+++ Passage given +++
Much of contemporary spirituality, from forms of Christianity known as the Prosperity Gospel, to distortions of New Thought, to more contemporary forms of spirituality, have as either a primary or a principle goal the accumulation of wealth. If you follow the path, supposedly you will get rich, though honesty compels me to say that is not the experience of most people following this path. Is this a legitimate spiritual goal? Of course, that’s a different question than asking if the accumulation of wealth is a legitimate personal goal. In terms of accumulating wealth as a personal goal, I say go right ahead and knock yourself out. Truly, best of luck to you and I hope you succeed. Keep in mind that, as a group, wealthy people experience less sense of personal satisfaction and contentment than the population at large, so don’t expect it to be a panacea.
In truth, wealth brings with it a host of new concerns. If I am wealthy, I worry about maintaining my wealth. I am deluged by new “friends,” very interested in divesting me of my wealth. Given the human tendency to evaluate ourselves against each other, I wonder if there ever is enough wealth. Only one person can sit at the top of the wealth pile, which means that most people who have that as their goal are going to fail – and failure seldom brings happiness.
+++
» What the exercise asks: From the passage above on wealth as a spiritual goal, return the stretch from "Much of contemporary" through "be a panacea." word for word.
+++ Raw records +++
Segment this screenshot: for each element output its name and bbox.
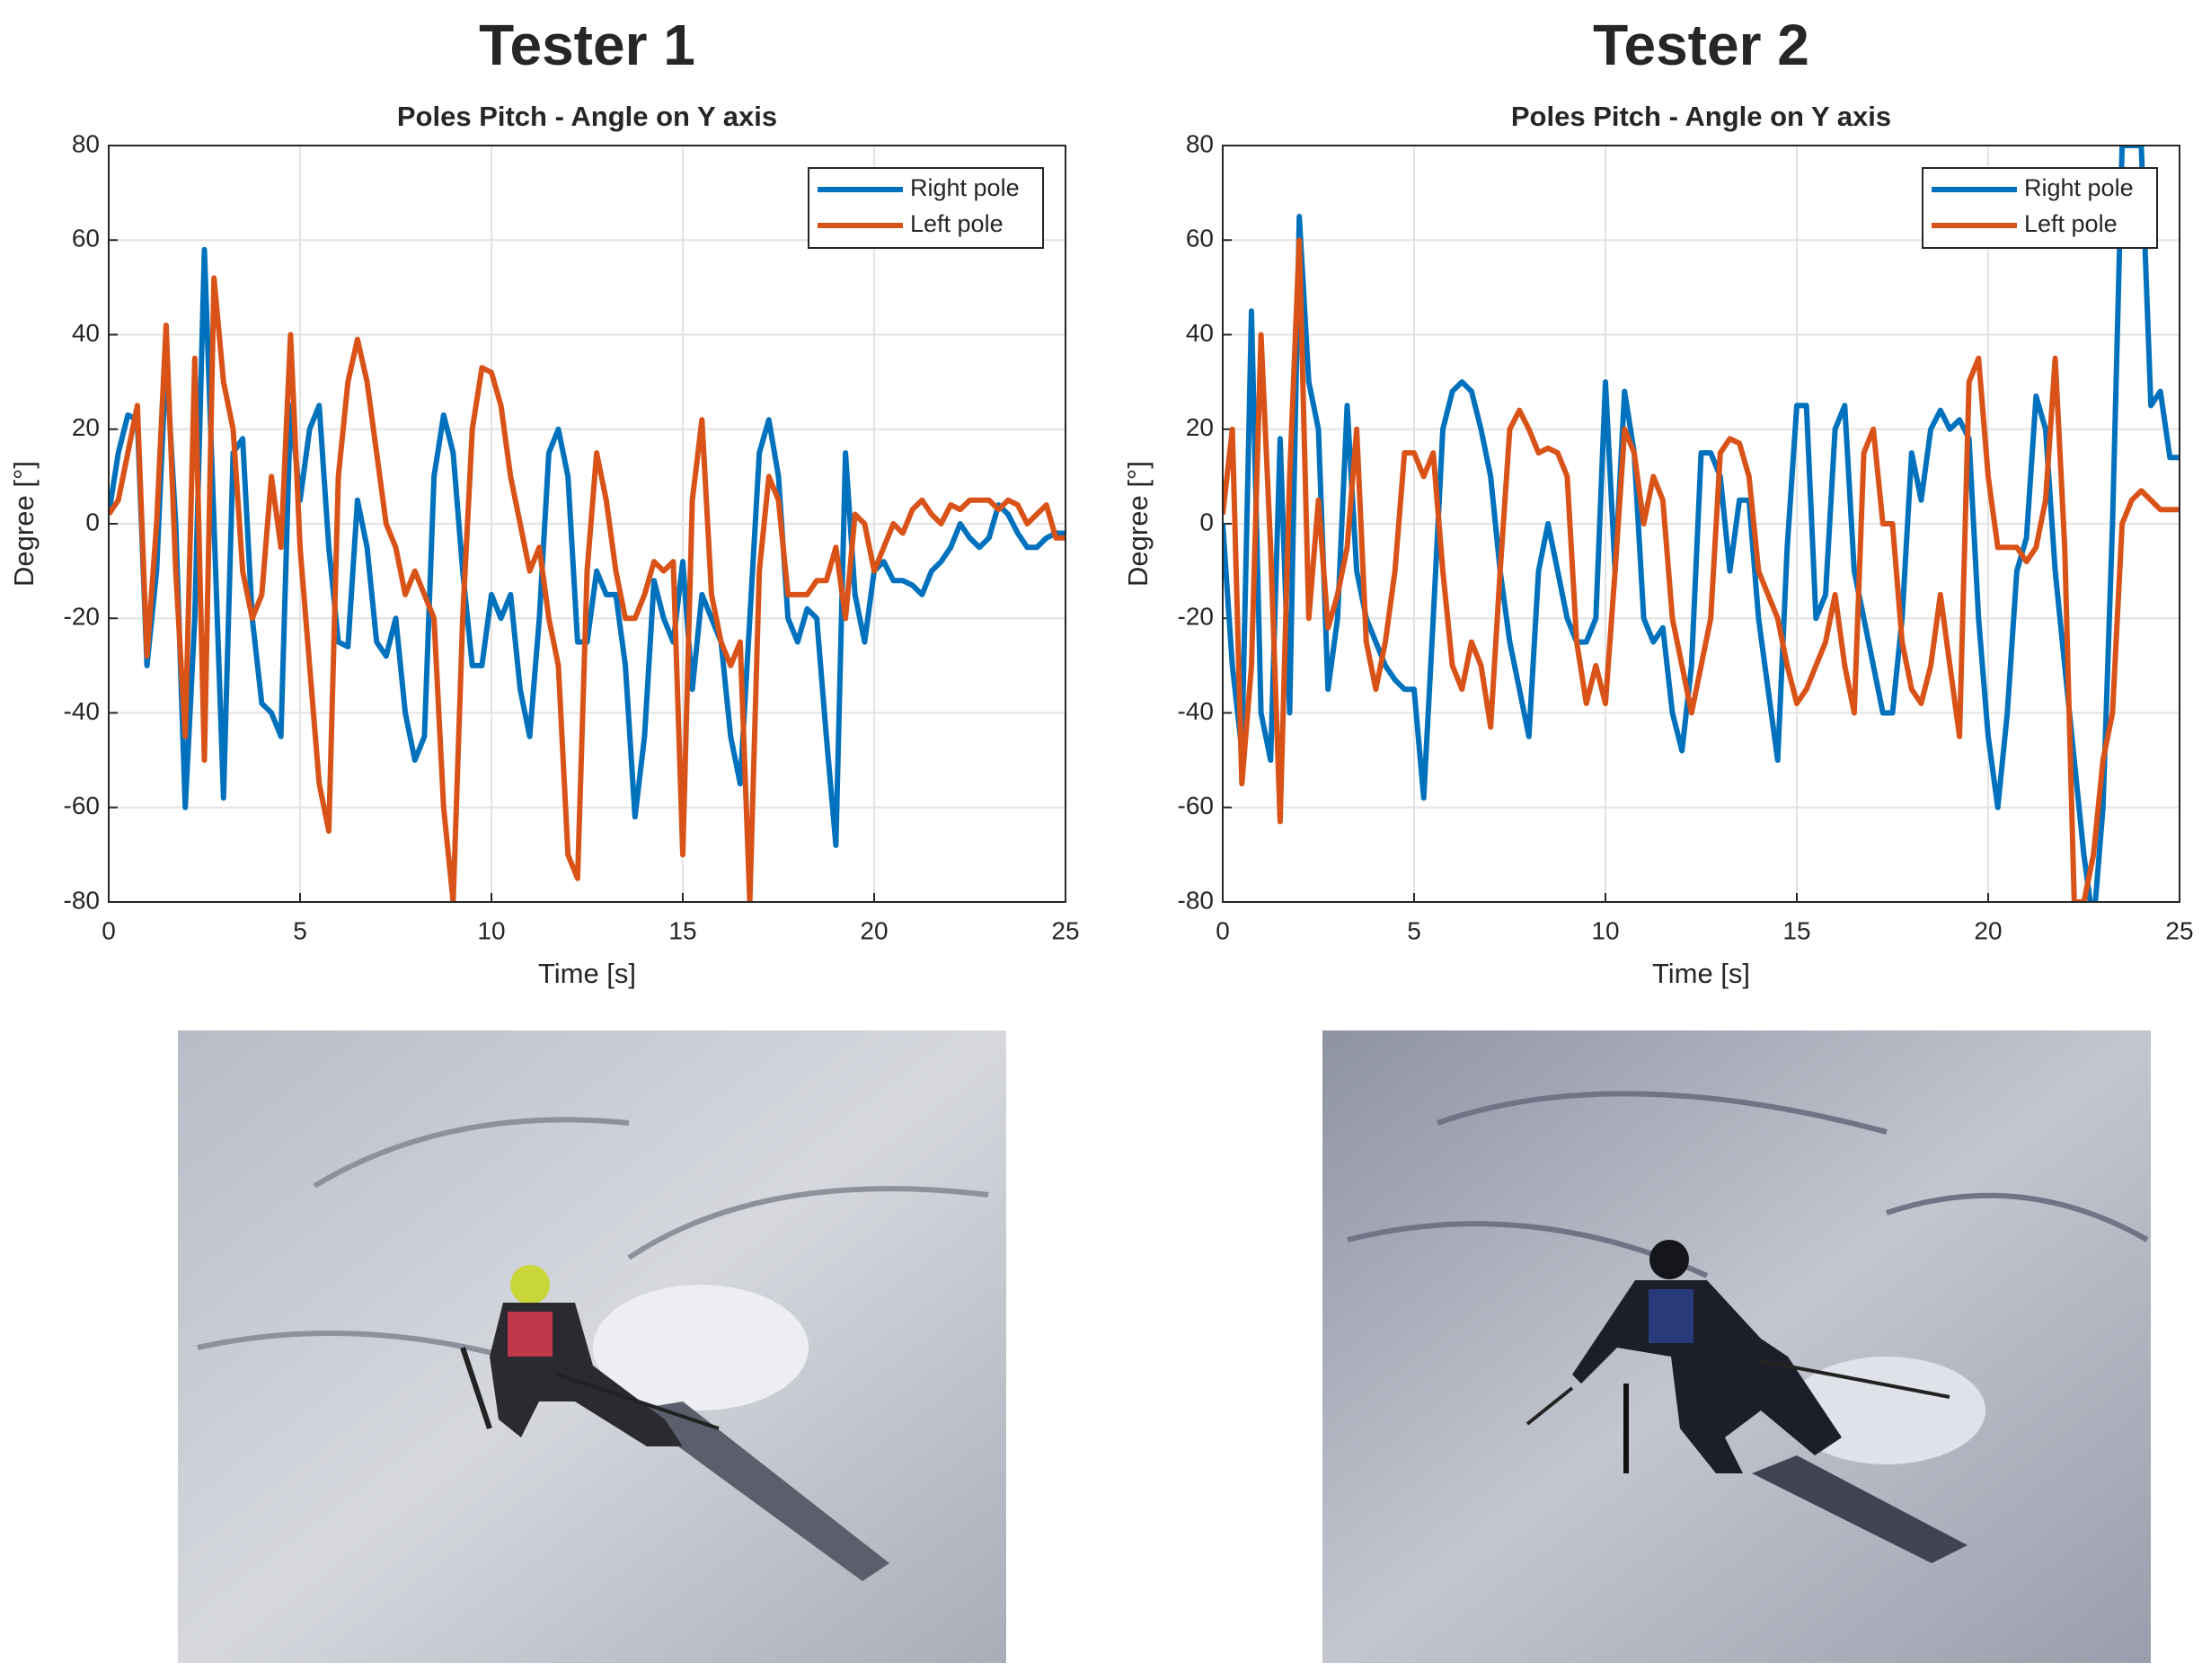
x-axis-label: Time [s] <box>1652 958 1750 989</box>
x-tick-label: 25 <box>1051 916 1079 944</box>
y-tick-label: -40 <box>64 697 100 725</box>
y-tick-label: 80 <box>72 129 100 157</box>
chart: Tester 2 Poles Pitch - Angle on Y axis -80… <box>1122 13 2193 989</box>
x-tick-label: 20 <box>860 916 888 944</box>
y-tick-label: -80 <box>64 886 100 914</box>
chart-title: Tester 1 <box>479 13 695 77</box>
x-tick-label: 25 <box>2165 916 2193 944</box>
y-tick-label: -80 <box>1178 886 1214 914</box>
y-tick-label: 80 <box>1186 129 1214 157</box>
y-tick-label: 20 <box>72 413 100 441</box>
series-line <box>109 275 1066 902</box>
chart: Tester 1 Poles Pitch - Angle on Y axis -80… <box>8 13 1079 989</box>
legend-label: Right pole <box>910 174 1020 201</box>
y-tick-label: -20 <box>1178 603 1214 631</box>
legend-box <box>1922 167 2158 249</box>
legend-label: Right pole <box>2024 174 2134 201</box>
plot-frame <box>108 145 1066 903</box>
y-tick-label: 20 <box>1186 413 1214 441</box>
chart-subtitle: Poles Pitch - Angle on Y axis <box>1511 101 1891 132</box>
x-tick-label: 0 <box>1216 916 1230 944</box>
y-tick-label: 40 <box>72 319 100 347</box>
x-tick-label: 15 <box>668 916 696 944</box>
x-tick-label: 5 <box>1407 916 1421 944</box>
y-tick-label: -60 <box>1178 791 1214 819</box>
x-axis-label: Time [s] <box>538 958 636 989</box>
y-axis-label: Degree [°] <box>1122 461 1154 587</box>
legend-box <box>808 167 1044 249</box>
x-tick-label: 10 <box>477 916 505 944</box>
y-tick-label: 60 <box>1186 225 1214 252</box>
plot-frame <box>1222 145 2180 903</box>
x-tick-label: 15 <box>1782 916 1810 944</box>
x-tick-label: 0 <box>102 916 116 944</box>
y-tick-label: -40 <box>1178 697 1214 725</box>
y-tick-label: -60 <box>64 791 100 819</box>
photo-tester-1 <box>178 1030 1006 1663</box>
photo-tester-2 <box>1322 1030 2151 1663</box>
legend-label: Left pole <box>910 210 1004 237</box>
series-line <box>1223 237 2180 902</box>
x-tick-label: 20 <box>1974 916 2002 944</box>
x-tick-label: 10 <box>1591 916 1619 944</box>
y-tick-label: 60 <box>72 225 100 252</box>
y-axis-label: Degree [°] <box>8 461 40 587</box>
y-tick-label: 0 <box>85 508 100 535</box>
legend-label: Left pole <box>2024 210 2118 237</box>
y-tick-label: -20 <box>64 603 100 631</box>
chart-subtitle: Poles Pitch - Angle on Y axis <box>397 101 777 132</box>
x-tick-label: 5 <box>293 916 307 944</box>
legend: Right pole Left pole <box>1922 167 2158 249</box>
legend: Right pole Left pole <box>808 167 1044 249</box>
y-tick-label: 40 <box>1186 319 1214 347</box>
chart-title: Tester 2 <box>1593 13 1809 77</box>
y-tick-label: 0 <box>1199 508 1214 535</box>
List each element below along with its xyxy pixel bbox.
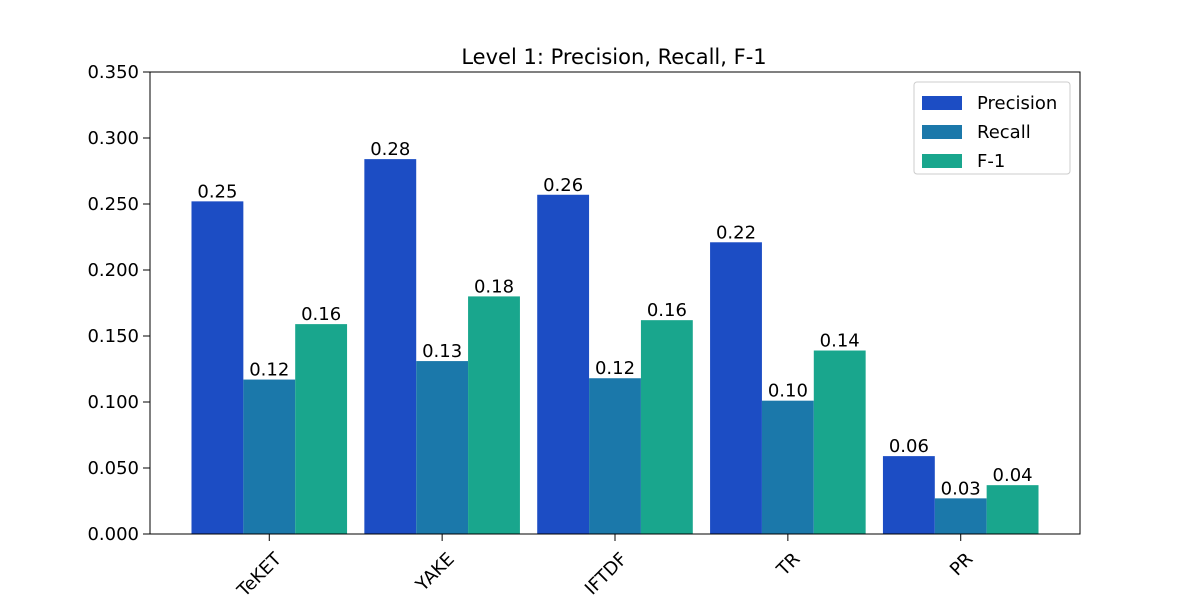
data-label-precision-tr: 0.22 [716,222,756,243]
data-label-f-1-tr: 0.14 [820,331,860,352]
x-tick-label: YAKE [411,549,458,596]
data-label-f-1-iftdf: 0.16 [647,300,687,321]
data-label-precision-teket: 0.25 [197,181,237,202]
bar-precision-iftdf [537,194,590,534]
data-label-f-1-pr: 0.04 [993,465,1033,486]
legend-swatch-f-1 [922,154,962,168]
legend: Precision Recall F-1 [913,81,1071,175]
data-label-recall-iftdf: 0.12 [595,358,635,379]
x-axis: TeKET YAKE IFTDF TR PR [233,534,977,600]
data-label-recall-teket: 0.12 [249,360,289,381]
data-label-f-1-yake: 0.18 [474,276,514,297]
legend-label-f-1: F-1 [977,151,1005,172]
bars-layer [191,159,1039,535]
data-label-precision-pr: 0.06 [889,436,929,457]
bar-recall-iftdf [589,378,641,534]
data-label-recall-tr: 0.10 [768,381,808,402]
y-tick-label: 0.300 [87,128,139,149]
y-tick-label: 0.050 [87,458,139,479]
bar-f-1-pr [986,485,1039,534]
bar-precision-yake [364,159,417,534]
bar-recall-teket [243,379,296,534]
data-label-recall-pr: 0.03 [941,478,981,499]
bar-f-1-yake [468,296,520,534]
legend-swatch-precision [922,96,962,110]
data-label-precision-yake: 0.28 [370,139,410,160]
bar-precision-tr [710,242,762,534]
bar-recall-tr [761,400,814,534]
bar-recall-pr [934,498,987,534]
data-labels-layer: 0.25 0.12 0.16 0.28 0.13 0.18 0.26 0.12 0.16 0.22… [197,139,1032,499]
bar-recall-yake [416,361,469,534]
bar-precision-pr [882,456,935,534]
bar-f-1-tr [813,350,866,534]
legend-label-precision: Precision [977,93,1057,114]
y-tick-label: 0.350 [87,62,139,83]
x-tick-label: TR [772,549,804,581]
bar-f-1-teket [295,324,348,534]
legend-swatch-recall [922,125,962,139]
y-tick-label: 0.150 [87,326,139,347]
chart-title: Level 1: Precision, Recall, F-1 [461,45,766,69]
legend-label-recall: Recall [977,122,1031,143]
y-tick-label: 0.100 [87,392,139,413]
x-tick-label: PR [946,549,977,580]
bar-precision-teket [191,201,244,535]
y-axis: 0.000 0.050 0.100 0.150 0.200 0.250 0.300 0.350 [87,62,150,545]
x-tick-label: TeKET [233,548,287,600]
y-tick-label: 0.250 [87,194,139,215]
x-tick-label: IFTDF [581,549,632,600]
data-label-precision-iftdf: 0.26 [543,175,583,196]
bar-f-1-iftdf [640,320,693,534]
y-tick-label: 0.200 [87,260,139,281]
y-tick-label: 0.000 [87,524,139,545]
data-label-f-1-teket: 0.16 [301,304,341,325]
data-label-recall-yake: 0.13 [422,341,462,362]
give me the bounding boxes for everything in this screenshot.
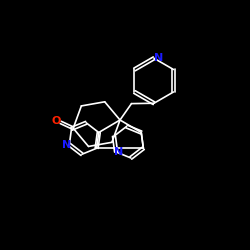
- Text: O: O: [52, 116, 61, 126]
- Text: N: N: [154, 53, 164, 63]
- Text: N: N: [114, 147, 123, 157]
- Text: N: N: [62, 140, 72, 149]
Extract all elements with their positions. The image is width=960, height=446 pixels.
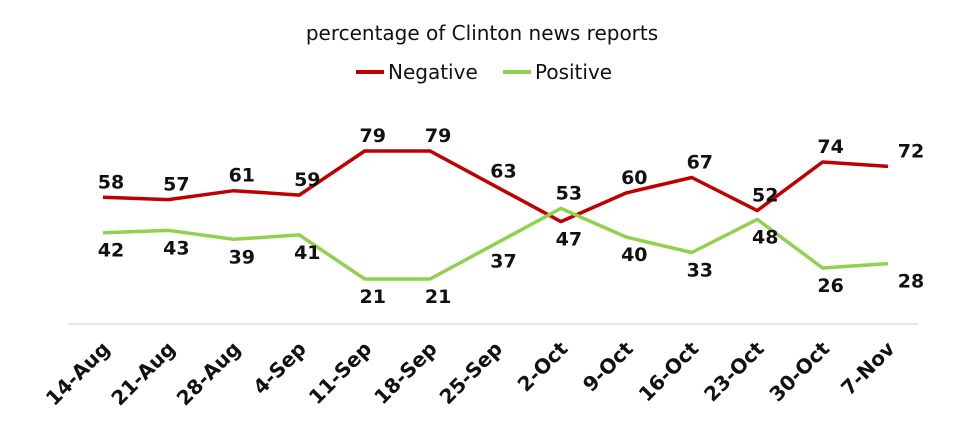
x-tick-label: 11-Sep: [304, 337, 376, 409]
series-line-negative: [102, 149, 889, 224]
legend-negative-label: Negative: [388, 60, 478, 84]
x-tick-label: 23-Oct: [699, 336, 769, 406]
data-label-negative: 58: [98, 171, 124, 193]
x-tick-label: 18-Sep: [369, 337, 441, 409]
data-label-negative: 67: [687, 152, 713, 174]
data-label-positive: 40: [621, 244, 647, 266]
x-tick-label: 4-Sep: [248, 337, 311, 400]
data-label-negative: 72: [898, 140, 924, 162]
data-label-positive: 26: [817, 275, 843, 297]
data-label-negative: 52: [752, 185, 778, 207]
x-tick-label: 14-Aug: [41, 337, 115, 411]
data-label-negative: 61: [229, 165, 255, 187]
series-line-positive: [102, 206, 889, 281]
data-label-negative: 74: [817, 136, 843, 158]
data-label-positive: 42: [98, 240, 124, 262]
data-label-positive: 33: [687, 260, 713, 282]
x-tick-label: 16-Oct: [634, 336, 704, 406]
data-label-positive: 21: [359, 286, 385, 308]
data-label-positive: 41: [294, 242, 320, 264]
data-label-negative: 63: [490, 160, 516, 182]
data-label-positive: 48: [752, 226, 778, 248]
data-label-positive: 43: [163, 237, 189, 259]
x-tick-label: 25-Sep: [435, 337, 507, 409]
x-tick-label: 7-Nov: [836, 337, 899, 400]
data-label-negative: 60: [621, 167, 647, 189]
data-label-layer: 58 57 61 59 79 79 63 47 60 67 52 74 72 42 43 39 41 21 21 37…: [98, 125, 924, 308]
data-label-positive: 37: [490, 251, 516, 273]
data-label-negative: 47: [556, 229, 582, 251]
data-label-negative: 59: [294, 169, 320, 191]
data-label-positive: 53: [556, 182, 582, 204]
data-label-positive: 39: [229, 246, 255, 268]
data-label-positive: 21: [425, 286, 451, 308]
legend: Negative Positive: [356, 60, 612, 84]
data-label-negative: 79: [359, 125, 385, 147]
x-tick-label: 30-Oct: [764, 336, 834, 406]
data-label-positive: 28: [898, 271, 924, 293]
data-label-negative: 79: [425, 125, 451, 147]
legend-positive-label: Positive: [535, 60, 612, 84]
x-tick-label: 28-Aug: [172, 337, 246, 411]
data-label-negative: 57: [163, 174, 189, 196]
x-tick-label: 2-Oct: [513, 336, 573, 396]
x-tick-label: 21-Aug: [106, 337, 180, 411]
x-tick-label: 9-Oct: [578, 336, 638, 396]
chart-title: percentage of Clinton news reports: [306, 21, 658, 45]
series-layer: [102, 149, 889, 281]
+++
» Expected answer:
Much of contemporary spirituality, from forms of Christianity known as the Prosperity Gospel, to distortions of New Thought, to more contemporary forms of spirituality, have as either a primary or a principle goal the accumulation of wealth. If you follow the path, supposedly you will get rich, though honesty compels me to say that is not the experience of most people following this path. Is this a legitimate spiritual goal? Of course, that’s a different question than asking if the accumulation of wealth is a legitimate personal goal. In terms of accumulating wealth as a personal goal, I say go right ahead and knock yourself out. Truly, best of luck to you and I hope you succeed. Keep in mind that, as a group, wealthy people experience less sense of personal satisfaction and contentment than the population at large, so don’t expect it to be a panacea.